*Prompt 1*
Which organizations does the excerpt about Carson Davidson's film name, apart from the Cannes festival?
*Prompt 2*
Write what comes next in the excerpt about Carson Davidson's films, starting after its last sentence.

*Excerpt to read*
>>>>
Besides the Academy Award nomination, Davidson's film received 14 international awards, including a Special Jury Prize at the Cannes International Film Festival. On May 10-11, 2013, the Academy of Motion Picture Arts and Sciences and NYU Cinema Studies screened a program called "The Real Indies"  a celebration of recently discovered and preserved "Orphan films," which are defined as "rarely seen, previously neglected cinematic works deserving preservation and revival." The poster for the event featured a picture of Help! My Snowman's Burning Down star Bob Larkin sitting in a bathtub.




(Pratt Library also has another film by director Carson Davidson, Third Avenue El, which documents the nostalgic attitude of New Yorkers toward this departed elevated railway.)
<<<<
*Information supplied*
>>>>
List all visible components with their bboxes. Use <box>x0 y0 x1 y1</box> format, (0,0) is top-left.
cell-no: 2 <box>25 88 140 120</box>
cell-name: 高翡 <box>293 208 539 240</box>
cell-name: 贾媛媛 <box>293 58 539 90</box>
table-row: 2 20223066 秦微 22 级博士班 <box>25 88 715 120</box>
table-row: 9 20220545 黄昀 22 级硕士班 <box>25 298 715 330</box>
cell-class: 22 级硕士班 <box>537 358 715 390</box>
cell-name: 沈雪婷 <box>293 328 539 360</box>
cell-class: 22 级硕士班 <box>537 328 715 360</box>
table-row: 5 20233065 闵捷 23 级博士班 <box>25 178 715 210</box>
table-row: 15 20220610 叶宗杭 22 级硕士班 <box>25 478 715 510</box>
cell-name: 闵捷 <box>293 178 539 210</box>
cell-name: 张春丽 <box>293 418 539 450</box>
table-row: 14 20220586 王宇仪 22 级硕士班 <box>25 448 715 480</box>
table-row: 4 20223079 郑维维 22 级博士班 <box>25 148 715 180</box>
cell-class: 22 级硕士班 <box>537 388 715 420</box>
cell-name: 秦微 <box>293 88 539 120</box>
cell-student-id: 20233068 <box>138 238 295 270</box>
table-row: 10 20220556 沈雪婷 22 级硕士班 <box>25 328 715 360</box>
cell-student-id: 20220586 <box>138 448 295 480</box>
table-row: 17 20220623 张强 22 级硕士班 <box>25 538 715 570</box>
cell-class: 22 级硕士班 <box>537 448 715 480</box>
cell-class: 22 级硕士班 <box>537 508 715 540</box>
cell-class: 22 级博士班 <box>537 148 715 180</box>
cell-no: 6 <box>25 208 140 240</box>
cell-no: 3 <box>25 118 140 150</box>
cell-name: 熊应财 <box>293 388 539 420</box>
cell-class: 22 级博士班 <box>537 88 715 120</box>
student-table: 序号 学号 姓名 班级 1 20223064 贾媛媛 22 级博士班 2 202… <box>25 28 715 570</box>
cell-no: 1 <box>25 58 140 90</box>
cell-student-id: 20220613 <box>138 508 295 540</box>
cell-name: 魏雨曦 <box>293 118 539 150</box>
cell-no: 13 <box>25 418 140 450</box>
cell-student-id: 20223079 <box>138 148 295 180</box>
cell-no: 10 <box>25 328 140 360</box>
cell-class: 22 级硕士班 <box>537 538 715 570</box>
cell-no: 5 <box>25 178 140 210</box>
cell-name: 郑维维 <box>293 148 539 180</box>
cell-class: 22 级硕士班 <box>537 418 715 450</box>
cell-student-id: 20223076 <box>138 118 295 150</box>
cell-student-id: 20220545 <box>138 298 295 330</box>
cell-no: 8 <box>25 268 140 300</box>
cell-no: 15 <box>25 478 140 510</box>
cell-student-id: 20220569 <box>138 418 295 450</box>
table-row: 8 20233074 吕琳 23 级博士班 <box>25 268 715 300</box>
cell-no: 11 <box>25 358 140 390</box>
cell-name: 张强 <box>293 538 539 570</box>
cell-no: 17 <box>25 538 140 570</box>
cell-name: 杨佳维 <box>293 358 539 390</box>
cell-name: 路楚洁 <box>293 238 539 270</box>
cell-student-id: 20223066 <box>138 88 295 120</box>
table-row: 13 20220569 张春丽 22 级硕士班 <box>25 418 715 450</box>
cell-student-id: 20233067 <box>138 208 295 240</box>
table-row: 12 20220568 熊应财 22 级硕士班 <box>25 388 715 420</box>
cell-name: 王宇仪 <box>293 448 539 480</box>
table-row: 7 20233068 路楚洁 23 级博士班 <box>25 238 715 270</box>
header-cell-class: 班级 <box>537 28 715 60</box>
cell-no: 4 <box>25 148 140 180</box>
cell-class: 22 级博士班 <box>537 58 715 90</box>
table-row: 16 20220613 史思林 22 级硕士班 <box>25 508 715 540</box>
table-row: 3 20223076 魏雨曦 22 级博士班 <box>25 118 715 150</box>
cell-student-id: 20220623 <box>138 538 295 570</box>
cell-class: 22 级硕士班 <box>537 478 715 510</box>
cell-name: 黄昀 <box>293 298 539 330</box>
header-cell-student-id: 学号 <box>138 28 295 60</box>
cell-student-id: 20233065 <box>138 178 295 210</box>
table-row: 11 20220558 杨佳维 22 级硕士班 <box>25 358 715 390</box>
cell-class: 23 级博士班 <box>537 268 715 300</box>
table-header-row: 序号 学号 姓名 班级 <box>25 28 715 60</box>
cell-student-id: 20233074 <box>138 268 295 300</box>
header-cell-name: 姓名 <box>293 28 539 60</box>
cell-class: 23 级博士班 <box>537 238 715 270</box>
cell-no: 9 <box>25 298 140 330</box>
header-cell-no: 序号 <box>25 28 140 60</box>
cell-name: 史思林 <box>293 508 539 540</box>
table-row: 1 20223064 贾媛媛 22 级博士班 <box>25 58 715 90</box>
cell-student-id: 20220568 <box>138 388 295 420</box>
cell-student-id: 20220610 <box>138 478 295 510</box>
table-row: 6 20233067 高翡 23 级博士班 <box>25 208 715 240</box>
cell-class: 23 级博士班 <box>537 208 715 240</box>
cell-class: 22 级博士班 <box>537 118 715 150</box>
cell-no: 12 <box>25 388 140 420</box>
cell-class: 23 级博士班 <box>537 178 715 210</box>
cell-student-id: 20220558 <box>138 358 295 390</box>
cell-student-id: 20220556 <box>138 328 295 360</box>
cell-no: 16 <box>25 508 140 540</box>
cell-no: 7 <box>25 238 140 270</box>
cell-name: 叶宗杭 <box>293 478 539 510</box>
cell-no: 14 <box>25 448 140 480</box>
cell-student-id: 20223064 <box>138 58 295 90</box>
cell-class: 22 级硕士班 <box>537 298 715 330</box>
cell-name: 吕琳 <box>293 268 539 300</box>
<<<<
*Your response 1*
Academy of Motion Picture Arts and Sciences, NYU Cinema Studies, Pratt Library

*Your response 2*
The Great Toy Robbery –  Westerns & Christmas Spoof
An animated Christmas story about three bandits who, after robbing a bag of toys from Santa Claus, are captured by Santa Claus, the sheriff, and a cowboy. (National Film Board of Canada, 1963, 8 minutes, color, 16mm)
Check this item in the Pratt catalog



Sergeant Swell of the Mounties (1971) – Westerns Spoof
Pasty-faced Sergeant Swell gallops across the countryside on an invisible horse in this parody of Hollywood Western cliches. Sgt. Swell repeatedly saves the heroine from a band of Indians led by the effeminate chief Silly Savage and legendary outlaw Billy the Kid. (Chuck Menville and Len Janson, 1971, 15 minutes, color, 16mm)
Check this item in the Pratt catalog

This Sergeant is Swell!

Watch "Sergeant Swell, Part 1" (YouTube)


Watch "Sergeant Swell, Part 2" (YouTube)


Note: For more on the stop-motion films of Menville and Janson, see my Accelerated Decrepitude post "The Dynamic Duo of Pixilation" and Night Flight's "Stop, Look & Listen: The Pixelated Genius of Menville and Janson."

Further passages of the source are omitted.